Description of the task:
Write out the full set of records below exactly.

Records shown:
____
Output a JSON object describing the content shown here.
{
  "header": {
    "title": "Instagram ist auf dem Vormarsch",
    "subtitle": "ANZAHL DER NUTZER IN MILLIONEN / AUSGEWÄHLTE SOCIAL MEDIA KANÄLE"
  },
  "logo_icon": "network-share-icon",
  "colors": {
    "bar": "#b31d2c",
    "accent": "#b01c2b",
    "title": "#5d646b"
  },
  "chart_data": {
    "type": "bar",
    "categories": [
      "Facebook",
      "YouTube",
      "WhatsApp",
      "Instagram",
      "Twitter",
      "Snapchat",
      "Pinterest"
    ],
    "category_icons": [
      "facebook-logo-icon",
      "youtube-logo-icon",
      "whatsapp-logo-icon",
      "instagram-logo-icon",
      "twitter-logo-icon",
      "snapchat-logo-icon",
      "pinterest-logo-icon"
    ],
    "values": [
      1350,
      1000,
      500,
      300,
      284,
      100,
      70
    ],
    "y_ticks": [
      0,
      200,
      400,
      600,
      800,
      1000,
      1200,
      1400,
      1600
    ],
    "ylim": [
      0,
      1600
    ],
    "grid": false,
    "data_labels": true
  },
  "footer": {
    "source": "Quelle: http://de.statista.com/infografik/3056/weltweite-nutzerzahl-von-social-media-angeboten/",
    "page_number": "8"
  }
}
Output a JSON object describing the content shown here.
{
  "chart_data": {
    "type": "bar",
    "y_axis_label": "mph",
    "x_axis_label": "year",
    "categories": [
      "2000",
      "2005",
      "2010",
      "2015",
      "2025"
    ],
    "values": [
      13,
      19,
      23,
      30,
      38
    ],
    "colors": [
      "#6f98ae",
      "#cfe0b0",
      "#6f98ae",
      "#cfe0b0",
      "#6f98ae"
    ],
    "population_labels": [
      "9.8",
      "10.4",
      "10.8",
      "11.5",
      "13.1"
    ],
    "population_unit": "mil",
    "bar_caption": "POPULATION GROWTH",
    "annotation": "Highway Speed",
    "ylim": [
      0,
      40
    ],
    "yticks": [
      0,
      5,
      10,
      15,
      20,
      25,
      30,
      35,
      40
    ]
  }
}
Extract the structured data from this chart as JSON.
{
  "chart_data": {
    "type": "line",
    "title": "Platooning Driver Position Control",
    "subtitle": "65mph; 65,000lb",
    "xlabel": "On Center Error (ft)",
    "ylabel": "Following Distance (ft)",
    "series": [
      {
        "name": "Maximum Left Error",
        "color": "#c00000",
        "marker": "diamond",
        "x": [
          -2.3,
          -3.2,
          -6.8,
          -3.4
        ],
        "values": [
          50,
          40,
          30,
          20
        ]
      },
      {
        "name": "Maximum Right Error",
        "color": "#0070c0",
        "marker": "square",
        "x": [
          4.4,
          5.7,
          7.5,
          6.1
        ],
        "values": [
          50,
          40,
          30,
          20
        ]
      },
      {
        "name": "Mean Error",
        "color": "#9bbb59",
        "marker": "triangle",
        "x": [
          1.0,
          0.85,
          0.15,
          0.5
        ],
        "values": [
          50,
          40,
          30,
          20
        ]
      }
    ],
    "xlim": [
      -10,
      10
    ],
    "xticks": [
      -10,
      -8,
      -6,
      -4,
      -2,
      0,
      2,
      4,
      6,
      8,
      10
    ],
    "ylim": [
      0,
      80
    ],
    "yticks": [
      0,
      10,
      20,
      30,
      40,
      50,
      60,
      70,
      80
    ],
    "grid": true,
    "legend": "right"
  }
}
____
Solution to the exercise:
Output a JSON object describing the content shown here.
{
  "header": {
    "title": "Instagram ist auf dem Vormarsch",
    "subtitle": "ANZAHL DER NUTZER IN MILLIONEN / AUSGEWÄHLTE SOCIAL MEDIA KANÄLE"
  },
  "logo_icon": "network-share-icon",
  "colors": {
    "bar": "#b31d2c",
    "accent": "#b01c2b",
    "title": "#5d646b"
  },
  "chart_data": {
    "type": "bar",
    "categories": [
      "Facebook",
      "YouTube",
      "WhatsApp",
      "Instagram",
      "Twitter",
      "Snapchat",
      "Pinterest"
    ],
    "category_icons": [
      "facebook-logo-icon",
      "youtube-logo-icon",
      "whatsapp-logo-icon",
      "instagram-logo-icon",
      "twitter-logo-icon",
      "snapchat-logo-icon",
      "pinterest-logo-icon"
    ],
    "values": [
      1350,
      1000,
      500,
      300,
      284,
      100,
      70
    ],
    "y_ticks": [
      0,
      200,
      400,
      600,
      800,
      1000,
      1200,
      1400,
      1600
    ],
    "ylim": [
      0,
      1600
    ],
    "grid": false,
    "data_labels": true
  },
  "footer": {
    "source": "Quelle: http://de.statista.com/infografik/3056/weltweite-nutzerzahl-von-social-media-angeboten/",
    "page_number": "8"
  }
}
Output a JSON object describing the content shown here.
{
  "chart_data": {
    "type": "bar",
    "y_axis_label": "mph",
    "x_axis_label": "year",
    "categories": [
      "2000",
      "2005",
      "2010",
      "2015",
      "2025"
    ],
    "values": [
      13,
      19,
      23,
      30,
      38
    ],
    "colors": [
      "#6f98ae",
      "#cfe0b0",
      "#6f98ae",
      "#cfe0b0",
      "#6f98ae"
    ],
    "population_labels": [
      "9.8",
      "10.4",
      "10.8",
      "11.5",
      "13.1"
    ],
    "population_unit": "mil",
    "bar_caption": "POPULATION GROWTH",
    "annotation": "Highway Speed",
    "ylim": [
      0,
      40
    ],
    "yticks": [
      0,
      5,
      10,
      15,
      20,
      25,
      30,
      35,
      40
    ]
  }
}
Extract the structured data from this chart as JSON.
{
  "chart_data": {
    "type": "line",
    "title": "Platooning Driver Position Control",
    "subtitle": "65mph; 65,000lb",
    "xlabel": "On Center Error (ft)",
    "ylabel": "Following Distance (ft)",
    "series": [
      {
        "name": "Maximum Left Error",
        "color": "#c00000",
        "marker": "diamond",
        "x": [
          -2.3,
          -3.2,
          -6.8,
          -3.4
        ],
        "values": [
          50,
          40,
          30,
          20
        ]
      },
      {
        "name": "Maximum Right Error",
        "color": "#0070c0",
        "marker": "square",
        "x": [
          4.4,
          5.7,
          7.5,
          6.1
        ],
        "values": [
          50,
          40,
          30,
          20
        ]
      },
      {
        "name": "Mean Error",
        "color": "#9bbb59",
        "marker": "triangle",
        "x": [
          1.0,
          0.85,
          0.15,
          0.5
        ],
        "values": [
          50,
          40,
          30,
          20
        ]
      }
    ],
    "xlim": [
      -10,
      10
    ],
    "xticks": [
      -10,
      -8,
      -6,
      -4,
      -2,
      0,
      2,
      4,
      6,
      8,
      10
    ],
    "ylim": [
      0,
      80
    ],
    "yticks": [
      0,
      10,
      20,
      30,
      40,
      50,
      60,
      70,
      80
    ],
    "grid": true,
    "legend": "right"
  }
}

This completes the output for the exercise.